» **Problem requirements**:
Repeat all of the data precisely.
## start
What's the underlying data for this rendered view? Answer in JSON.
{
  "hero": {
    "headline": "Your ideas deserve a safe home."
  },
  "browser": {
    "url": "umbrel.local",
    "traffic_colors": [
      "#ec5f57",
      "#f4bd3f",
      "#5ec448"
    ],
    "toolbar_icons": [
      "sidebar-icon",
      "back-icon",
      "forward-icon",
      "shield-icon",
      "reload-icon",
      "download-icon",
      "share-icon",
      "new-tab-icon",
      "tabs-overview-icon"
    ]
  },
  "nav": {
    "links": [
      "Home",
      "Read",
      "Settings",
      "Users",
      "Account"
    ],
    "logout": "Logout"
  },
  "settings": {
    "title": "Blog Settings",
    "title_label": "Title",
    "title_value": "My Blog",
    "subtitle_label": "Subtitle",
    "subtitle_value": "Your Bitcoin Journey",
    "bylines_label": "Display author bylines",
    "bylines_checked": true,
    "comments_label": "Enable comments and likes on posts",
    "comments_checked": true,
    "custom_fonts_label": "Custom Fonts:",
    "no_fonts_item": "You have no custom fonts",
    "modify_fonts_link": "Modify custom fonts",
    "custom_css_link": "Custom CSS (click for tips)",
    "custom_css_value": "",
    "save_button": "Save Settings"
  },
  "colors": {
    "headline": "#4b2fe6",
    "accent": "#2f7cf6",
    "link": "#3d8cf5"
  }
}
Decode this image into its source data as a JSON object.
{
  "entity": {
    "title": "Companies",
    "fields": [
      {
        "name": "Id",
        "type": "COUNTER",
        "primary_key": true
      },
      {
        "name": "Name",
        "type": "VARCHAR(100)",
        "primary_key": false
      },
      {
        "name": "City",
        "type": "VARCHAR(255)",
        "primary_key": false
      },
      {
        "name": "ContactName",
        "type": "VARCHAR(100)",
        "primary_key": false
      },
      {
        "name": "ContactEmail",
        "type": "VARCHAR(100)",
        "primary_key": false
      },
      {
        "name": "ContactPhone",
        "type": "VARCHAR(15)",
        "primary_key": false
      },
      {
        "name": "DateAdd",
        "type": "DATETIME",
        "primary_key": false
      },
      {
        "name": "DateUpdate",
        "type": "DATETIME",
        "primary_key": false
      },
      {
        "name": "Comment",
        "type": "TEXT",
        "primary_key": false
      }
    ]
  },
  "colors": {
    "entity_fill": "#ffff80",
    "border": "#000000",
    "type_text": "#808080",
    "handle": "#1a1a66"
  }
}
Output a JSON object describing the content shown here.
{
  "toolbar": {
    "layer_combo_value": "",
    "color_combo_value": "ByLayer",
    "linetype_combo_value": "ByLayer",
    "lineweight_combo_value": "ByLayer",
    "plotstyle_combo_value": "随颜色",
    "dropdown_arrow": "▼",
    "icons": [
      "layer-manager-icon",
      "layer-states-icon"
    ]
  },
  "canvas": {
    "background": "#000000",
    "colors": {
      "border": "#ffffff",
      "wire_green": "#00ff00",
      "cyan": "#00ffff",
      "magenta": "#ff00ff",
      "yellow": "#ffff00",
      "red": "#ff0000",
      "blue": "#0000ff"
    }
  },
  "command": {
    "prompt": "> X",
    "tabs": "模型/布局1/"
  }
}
## end
» **Response to this task**:
What's the underlying data for this rendered view? Answer in JSON.
{
  "hero": {
    "headline": "Your ideas deserve a safe home."
  },
  "browser": {
    "url": "umbrel.local",
    "traffic_colors": [
      "#ec5f57",
      "#f4bd3f",
      "#5ec448"
    ],
    "toolbar_icons": [
      "sidebar-icon",
      "back-icon",
      "forward-icon",
      "shield-icon",
      "reload-icon",
      "download-icon",
      "share-icon",
      "new-tab-icon",
      "tabs-overview-icon"
    ]
  },
  "nav": {
    "links": [
      "Home",
      "Read",
      "Settings",
      "Users",
      "Account"
    ],
    "logout": "Logout"
  },
  "settings": {
    "title": "Blog Settings",
    "title_label": "Title",
    "title_value": "My Blog",
    "subtitle_label": "Subtitle",
    "subtitle_value": "Your Bitcoin Journey",
    "bylines_label": "Display author bylines",
    "bylines_checked": true,
    "comments_label": "Enable comments and likes on posts",
    "comments_checked": true,
    "custom_fonts_label": "Custom Fonts:",
    "no_fonts_item": "You have no custom fonts",
    "modify_fonts_link": "Modify custom fonts",
    "custom_css_link": "Custom CSS (click for tips)",
    "custom_css_value": "",
    "save_button": "Save Settings"
  },
  "colors": {
    "headline": "#4b2fe6",
    "accent": "#2f7cf6",
    "link": "#3d8cf5"
  }
}
Decode this image into its source data as a JSON object.
{
  "entity": {
    "title": "Companies",
    "fields": [
      {
        "name": "Id",
        "type": "COUNTER",
        "primary_key": true
      },
      {
        "name": "Name",
        "type": "VARCHAR(100)",
        "primary_key": false
      },
      {
        "name": "City",
        "type": "VARCHAR(255)",
        "primary_key": false
      },
      {
        "name": "ContactName",
        "type": "VARCHAR(100)",
        "primary_key": false
      },
      {
        "name": "ContactEmail",
        "type": "VARCHAR(100)",
        "primary_key": false
      },
      {
        "name": "ContactPhone",
        "type": "VARCHAR(15)",
        "primary_key": false
      },
      {
        "name": "DateAdd",
        "type": "DATETIME",
        "primary_key": false
      },
      {
        "name": "DateUpdate",
        "type": "DATETIME",
        "primary_key": false
      },
      {
        "name": "Comment",
        "type": "TEXT",
        "primary_key": false
      }
    ]
  },
  "colors": {
    "entity_fill": "#ffff80",
    "border": "#000000",
    "type_text": "#808080",
    "handle": "#1a1a66"
  }
}
Output a JSON object describing the content shown here.
{
  "toolbar": {
    "layer_combo_value": "",
    "color_combo_value": "ByLayer",
    "linetype_combo_value": "ByLayer",
    "lineweight_combo_value": "ByLayer",
    "plotstyle_combo_value": "随颜色",
    "dropdown_arrow": "▼",
    "icons": [
      "layer-manager-icon",
      "layer-states-icon"
    ]
  },
  "canvas": {
    "background": "#000000",
    "colors": {
      "border": "#ffffff",
      "wire_green": "#00ff00",
      "cyan": "#00ffff",
      "magenta": "#ff00ff",
      "yellow": "#ffff00",
      "red": "#ff0000",
      "blue": "#0000ff"
    }
  },
  "command": {
    "prompt": "> X",
    "tabs": "模型/布局1/"
  }
}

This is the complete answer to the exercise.